──────── DATA SECTION ────────
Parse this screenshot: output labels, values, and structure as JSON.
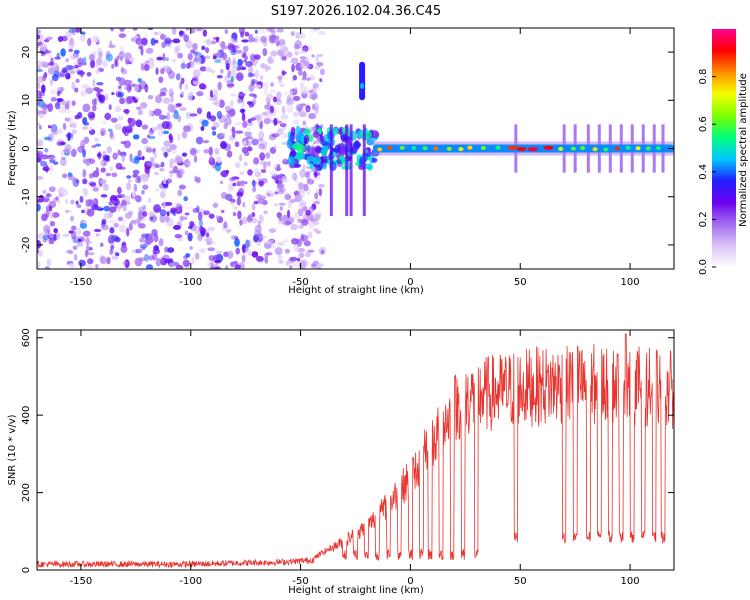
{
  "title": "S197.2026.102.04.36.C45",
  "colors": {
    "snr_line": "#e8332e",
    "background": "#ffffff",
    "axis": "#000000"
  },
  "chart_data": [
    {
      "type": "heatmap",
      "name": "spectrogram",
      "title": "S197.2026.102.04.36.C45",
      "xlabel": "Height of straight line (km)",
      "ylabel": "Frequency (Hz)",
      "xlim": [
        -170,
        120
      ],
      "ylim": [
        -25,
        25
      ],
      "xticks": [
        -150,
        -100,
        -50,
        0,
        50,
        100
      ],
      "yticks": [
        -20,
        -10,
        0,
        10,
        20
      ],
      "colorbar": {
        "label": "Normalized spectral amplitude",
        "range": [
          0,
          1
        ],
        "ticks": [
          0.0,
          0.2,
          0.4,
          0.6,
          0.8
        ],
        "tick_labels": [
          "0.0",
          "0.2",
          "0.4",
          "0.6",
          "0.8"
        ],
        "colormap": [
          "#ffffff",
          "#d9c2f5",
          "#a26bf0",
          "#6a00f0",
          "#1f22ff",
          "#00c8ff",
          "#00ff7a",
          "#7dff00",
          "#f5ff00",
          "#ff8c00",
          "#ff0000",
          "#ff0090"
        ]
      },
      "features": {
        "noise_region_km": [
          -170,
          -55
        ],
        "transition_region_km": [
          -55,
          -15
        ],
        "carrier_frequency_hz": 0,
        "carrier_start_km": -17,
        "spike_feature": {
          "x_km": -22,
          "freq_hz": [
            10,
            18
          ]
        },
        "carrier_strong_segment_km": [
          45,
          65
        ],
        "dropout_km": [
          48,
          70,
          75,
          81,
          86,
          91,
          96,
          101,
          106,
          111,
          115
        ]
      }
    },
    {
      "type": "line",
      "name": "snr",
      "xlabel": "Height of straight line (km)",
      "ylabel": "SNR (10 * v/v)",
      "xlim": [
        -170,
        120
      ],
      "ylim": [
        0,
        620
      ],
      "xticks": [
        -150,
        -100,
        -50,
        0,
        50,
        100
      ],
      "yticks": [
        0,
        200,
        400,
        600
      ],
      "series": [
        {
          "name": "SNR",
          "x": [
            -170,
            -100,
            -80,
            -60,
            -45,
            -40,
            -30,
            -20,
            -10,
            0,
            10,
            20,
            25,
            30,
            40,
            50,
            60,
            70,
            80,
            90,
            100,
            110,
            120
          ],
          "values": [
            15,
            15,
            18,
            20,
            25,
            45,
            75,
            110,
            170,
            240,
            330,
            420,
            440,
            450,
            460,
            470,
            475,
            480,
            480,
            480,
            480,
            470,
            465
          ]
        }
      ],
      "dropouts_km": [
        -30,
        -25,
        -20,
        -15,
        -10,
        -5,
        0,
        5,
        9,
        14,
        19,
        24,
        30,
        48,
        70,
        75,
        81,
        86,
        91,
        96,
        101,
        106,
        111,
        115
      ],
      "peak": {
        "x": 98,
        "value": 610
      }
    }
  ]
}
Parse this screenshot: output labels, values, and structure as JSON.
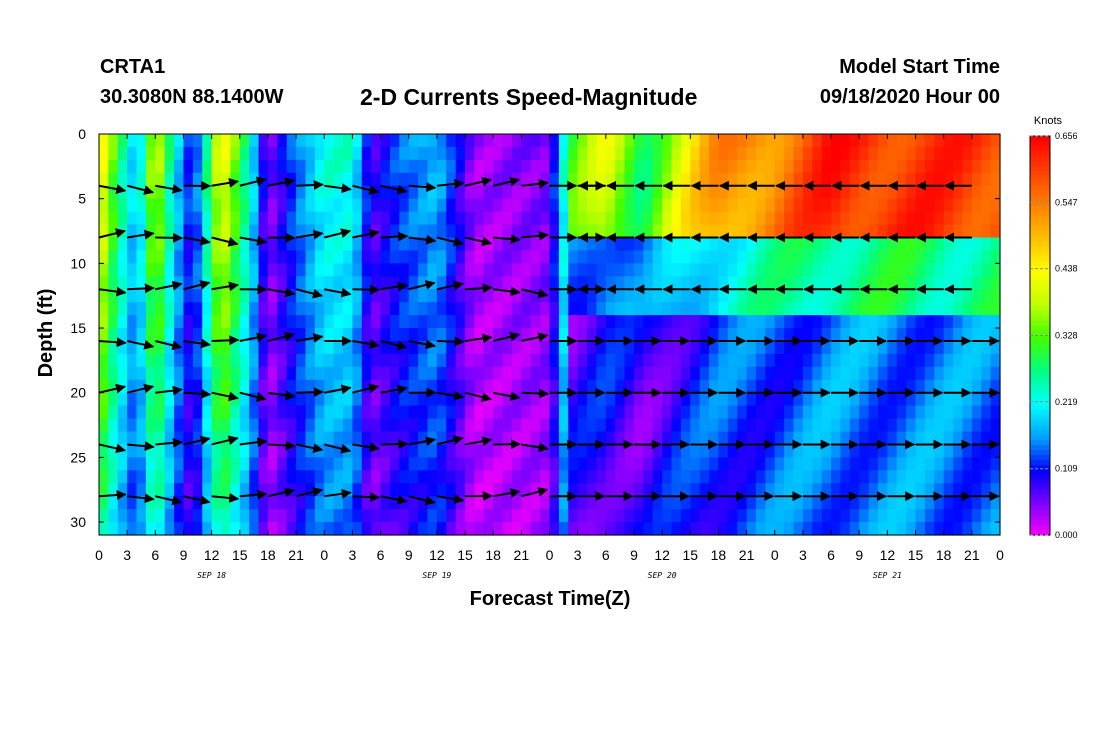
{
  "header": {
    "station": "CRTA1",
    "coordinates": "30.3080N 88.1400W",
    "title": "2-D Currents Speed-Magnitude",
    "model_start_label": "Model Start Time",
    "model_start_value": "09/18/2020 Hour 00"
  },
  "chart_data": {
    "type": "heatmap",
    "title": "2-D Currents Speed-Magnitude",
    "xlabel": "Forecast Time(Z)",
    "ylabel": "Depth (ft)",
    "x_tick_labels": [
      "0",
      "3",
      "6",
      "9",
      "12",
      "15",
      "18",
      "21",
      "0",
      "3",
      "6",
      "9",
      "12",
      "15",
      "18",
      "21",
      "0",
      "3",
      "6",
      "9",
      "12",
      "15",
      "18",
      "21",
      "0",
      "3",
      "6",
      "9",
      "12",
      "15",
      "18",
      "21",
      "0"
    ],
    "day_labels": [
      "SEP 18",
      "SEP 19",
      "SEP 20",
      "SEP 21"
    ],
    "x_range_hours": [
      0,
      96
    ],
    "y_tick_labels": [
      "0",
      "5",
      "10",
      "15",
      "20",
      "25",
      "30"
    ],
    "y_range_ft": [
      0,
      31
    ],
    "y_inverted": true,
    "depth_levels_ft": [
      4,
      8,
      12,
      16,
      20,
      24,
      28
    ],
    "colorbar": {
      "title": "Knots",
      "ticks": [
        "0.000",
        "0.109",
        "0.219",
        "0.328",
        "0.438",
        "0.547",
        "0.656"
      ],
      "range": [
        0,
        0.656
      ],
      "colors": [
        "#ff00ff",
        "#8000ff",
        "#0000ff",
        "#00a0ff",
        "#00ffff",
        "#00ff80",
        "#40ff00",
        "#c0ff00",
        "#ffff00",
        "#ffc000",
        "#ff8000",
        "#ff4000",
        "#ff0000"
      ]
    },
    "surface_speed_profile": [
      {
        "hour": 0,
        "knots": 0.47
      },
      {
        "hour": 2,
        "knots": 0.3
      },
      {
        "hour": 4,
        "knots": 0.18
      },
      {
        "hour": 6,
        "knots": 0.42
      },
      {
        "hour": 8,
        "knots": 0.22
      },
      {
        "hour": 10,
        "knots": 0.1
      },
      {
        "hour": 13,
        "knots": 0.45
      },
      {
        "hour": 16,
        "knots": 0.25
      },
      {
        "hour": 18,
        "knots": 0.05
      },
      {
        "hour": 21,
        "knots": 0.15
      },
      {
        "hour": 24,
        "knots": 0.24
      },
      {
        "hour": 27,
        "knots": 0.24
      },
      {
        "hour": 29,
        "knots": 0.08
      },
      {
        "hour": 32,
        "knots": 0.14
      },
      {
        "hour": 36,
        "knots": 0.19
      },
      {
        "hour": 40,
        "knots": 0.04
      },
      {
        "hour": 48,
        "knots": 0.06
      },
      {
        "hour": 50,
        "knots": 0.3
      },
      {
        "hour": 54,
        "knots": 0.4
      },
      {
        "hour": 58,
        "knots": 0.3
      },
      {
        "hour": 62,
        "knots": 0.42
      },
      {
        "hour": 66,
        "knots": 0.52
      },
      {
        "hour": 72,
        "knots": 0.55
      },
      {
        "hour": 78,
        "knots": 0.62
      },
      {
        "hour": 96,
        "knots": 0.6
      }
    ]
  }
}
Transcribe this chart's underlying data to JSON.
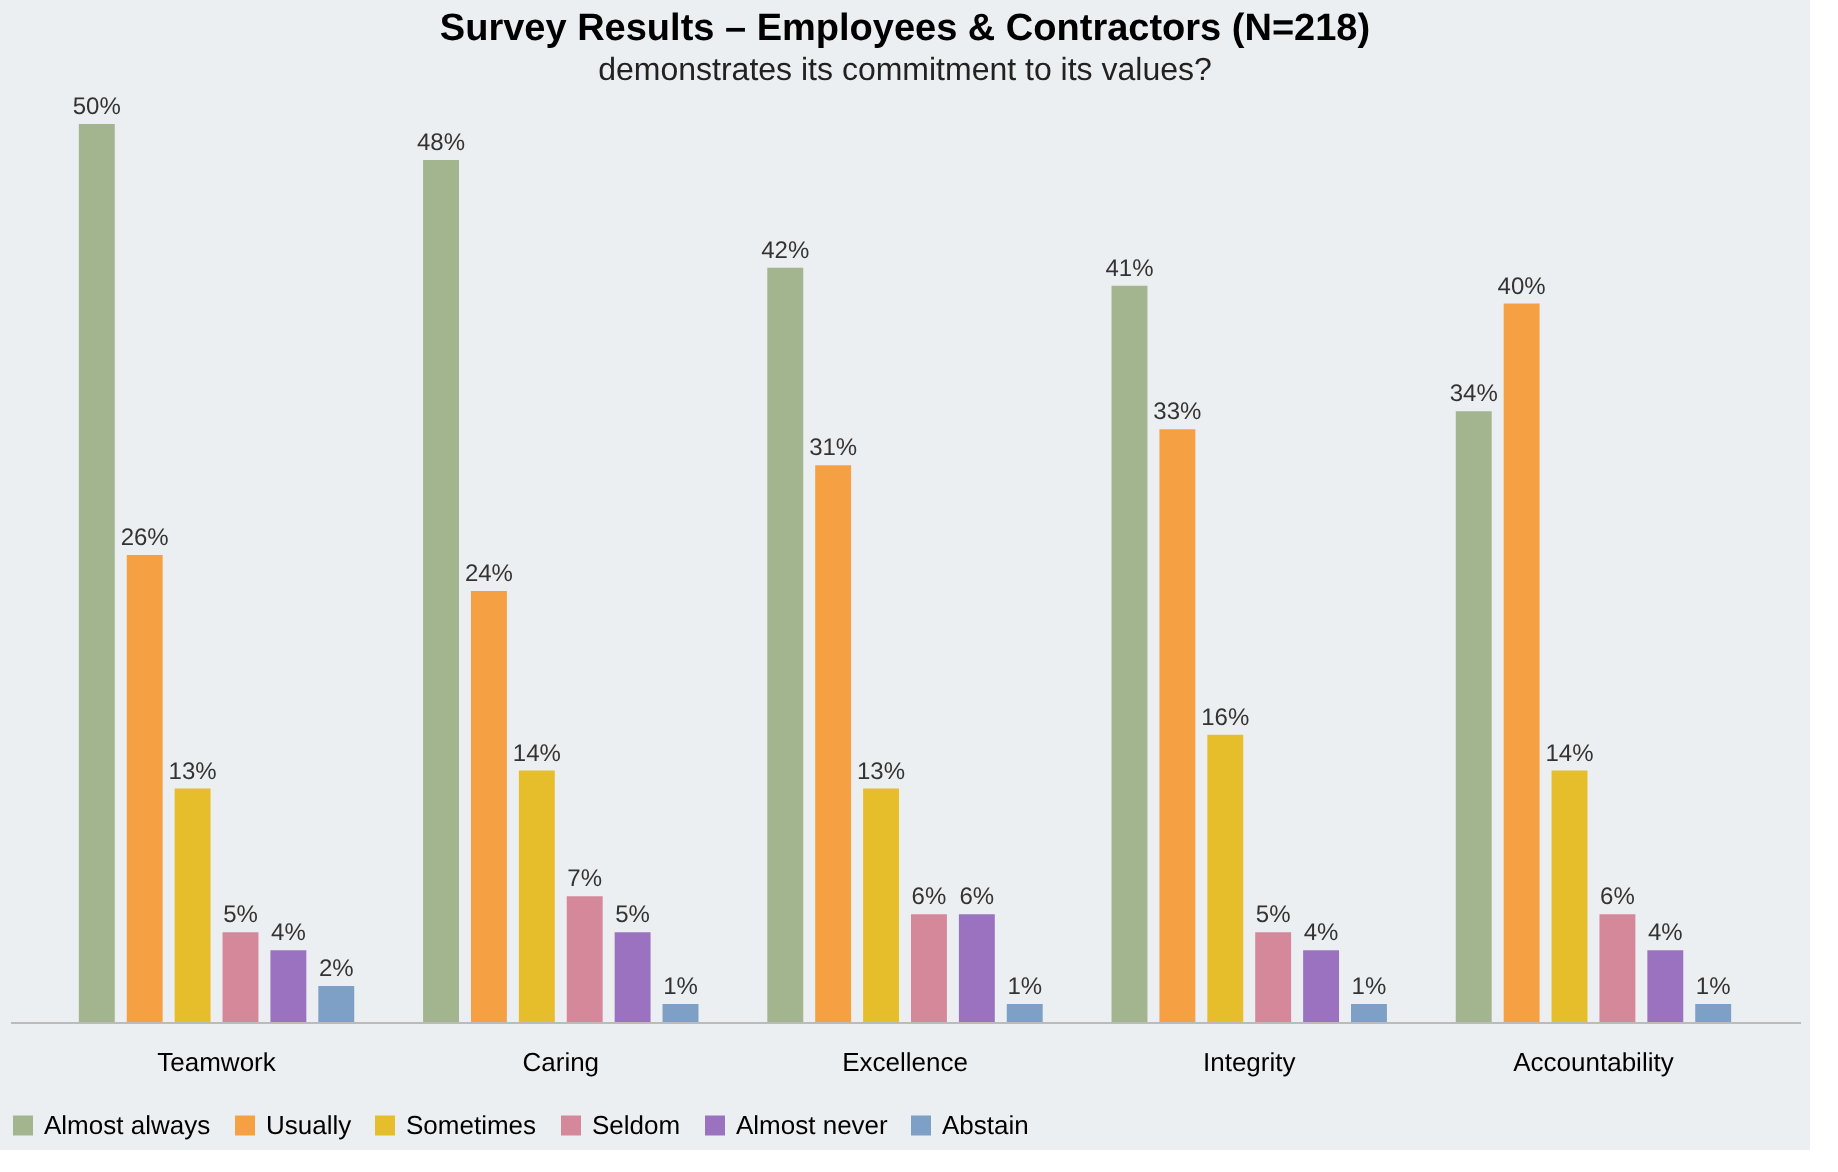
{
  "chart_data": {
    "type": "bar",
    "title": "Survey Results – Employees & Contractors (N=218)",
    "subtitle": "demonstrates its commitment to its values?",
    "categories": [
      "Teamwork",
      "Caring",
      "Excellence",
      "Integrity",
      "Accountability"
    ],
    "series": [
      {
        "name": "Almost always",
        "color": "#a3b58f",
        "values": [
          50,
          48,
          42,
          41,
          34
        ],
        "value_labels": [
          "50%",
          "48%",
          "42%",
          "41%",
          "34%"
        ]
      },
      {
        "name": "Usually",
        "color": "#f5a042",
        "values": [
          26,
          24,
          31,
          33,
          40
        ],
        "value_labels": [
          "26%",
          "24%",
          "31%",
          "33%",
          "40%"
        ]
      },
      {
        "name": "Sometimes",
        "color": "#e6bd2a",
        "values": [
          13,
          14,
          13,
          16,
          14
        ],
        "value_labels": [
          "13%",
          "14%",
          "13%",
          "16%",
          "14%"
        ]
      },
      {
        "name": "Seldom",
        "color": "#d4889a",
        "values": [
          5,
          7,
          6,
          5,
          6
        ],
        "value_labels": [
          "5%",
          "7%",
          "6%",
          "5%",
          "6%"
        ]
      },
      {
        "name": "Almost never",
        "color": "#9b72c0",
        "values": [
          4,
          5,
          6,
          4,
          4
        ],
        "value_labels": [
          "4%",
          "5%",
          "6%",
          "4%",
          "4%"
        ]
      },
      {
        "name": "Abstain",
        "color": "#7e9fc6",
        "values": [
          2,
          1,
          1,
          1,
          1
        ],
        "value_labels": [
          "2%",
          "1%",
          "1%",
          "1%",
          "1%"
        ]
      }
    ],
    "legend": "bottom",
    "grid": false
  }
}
────────
§ **GIVEN REQUEST**
Among the lines of the data, identify those with the word "name". Copy each of them.

§ **EXPECTED OUTPUT**
      "name": "spectrogram",
      "name": "snr",
          "name": "SNR",
        "name": "Almost always",
        "name": "Usually",
        "name": "Sometimes",
        "name": "Seldom",
        "name": "Almost never",
        "name": "Abstain",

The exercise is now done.